PROBLEM DETAILS: Using the records provided below, locate and copy each line that contains the word "frac".
═════ DATASET RECORDS
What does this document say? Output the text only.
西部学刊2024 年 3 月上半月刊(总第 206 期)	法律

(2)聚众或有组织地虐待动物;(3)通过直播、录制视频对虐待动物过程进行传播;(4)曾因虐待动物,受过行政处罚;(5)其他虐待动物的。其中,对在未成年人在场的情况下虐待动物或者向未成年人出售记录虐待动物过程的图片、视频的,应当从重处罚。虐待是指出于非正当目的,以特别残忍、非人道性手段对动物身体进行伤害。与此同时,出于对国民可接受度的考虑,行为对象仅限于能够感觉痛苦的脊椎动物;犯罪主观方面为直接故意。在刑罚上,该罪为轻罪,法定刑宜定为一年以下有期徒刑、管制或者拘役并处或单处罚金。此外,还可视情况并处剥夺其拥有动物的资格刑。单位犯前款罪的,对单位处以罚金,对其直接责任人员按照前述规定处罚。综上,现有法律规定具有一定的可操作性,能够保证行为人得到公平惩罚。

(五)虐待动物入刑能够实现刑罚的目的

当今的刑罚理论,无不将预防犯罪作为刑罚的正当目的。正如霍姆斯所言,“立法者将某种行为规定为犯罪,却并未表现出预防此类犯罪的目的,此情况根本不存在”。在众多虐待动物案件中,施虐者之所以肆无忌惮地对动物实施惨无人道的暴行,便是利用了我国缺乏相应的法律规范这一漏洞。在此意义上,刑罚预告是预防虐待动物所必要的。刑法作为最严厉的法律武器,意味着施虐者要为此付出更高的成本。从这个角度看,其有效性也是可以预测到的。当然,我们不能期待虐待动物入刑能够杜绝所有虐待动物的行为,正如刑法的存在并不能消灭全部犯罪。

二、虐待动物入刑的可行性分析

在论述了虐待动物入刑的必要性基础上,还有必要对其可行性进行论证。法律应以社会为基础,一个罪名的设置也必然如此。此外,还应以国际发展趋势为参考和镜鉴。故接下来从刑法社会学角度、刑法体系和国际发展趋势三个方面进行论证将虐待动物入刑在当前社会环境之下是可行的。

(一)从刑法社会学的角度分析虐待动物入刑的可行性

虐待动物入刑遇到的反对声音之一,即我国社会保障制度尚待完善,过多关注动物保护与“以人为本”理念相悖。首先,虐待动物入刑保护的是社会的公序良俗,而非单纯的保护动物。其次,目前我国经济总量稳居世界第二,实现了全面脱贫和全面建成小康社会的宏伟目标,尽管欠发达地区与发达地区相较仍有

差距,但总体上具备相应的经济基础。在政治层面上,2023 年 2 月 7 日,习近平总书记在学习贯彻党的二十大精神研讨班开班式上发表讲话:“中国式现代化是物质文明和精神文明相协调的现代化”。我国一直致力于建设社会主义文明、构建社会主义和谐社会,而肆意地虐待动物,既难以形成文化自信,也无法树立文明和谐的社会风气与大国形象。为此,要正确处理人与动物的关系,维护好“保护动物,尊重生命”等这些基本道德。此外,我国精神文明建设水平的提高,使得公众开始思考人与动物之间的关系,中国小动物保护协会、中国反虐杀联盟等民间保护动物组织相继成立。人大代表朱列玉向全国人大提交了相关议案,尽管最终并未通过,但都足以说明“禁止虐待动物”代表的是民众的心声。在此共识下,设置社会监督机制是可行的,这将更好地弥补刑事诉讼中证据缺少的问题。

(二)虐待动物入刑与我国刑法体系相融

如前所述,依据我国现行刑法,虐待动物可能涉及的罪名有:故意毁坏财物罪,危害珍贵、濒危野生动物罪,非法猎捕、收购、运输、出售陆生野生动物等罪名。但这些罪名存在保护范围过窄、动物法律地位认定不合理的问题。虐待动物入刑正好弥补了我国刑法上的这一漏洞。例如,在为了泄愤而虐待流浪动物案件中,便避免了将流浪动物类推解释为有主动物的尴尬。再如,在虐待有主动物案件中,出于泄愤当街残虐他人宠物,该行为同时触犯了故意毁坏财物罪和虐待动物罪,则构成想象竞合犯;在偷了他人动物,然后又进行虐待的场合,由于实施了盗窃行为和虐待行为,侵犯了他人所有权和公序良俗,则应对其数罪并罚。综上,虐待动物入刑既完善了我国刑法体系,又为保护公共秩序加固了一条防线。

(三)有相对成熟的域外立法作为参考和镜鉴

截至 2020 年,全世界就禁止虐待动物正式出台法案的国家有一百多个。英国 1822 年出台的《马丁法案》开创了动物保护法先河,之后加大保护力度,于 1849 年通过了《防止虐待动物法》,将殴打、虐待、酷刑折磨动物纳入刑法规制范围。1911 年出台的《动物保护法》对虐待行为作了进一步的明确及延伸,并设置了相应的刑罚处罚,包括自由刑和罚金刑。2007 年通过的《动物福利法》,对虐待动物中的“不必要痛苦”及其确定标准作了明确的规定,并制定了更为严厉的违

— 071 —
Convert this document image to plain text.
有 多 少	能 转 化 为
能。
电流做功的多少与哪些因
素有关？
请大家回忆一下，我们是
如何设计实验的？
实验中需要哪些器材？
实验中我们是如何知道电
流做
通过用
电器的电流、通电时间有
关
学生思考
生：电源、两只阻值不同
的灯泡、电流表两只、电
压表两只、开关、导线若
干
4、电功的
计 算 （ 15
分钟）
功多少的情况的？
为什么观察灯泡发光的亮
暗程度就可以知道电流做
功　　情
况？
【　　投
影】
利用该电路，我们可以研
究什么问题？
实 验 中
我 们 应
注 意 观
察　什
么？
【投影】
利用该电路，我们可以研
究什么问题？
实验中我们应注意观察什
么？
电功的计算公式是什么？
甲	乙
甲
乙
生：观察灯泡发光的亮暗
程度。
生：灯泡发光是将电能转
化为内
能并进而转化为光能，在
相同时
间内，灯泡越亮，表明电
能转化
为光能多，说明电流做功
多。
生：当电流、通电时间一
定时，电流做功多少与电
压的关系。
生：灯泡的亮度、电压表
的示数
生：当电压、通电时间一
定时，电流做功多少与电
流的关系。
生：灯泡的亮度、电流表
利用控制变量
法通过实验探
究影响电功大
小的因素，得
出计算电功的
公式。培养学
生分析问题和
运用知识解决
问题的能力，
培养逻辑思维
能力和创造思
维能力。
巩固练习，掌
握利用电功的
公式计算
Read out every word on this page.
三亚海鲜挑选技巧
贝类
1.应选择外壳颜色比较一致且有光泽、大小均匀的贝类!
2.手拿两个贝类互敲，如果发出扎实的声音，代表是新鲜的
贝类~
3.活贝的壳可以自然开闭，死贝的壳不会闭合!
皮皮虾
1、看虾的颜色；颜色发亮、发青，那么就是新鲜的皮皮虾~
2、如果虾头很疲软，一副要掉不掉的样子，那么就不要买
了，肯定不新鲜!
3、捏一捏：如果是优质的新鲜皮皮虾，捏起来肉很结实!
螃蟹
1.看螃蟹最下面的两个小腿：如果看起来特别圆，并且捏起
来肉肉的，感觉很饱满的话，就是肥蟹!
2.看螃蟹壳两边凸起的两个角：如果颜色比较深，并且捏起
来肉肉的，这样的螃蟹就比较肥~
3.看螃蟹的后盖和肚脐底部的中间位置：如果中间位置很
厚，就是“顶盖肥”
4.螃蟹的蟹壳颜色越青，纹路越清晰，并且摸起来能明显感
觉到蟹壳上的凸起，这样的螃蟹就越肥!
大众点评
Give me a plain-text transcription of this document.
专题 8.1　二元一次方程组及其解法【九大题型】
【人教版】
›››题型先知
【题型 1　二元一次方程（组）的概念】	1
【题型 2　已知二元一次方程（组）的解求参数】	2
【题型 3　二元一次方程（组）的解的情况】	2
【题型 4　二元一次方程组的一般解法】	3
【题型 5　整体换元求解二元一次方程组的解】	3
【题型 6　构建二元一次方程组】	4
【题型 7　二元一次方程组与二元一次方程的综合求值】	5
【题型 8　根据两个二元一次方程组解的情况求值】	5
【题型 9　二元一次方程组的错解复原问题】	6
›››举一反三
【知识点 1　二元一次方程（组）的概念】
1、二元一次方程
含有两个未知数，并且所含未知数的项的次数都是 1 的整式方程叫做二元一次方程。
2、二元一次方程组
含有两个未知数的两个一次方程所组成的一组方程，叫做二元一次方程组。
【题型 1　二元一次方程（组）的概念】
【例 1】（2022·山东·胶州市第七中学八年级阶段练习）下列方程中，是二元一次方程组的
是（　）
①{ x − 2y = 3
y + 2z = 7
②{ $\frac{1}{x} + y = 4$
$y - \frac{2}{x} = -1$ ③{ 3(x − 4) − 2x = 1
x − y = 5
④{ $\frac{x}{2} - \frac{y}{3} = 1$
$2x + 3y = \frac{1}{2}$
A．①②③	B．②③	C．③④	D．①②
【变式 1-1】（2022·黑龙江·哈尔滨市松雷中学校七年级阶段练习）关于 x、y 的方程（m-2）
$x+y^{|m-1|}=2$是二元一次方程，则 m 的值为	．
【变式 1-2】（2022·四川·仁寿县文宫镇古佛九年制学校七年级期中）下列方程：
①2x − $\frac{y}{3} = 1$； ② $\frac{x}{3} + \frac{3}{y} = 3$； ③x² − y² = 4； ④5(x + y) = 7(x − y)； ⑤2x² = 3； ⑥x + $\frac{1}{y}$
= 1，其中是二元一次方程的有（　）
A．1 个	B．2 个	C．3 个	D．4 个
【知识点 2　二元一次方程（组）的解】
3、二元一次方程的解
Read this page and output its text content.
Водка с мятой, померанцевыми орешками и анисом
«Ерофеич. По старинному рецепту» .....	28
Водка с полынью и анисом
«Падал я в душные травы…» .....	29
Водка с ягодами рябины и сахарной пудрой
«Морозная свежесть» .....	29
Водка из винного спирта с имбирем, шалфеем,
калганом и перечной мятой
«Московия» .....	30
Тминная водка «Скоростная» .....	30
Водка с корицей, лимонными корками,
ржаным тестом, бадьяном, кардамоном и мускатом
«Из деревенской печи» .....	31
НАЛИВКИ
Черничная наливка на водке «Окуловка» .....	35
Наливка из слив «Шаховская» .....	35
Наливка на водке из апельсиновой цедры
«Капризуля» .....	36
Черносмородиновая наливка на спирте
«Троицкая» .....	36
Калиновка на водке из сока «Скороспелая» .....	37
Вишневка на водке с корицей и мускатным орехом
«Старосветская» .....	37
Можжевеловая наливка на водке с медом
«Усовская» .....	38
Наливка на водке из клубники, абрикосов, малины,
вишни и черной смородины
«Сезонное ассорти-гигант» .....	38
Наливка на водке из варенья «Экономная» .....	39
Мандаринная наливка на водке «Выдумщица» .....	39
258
══════════
THE ANSWER:
②{ $\frac{1}{x} + y = 4$
$y - \frac{2}{x} = -1$ ③{ 3(x − 4) − 2x = 1
④{ $\frac{x}{2} - \frac{y}{3} = 1$
$2x + 3y = \frac{1}{2}$
①2x − $\frac{y}{3} = 1$； ② $\frac{x}{3} + \frac{3}{y} = 3$； ③x² − y² = 4； ④5(x + y) = 7(x − y)； ⑤2x² = 3； ⑥x + $\frac{1}{y}$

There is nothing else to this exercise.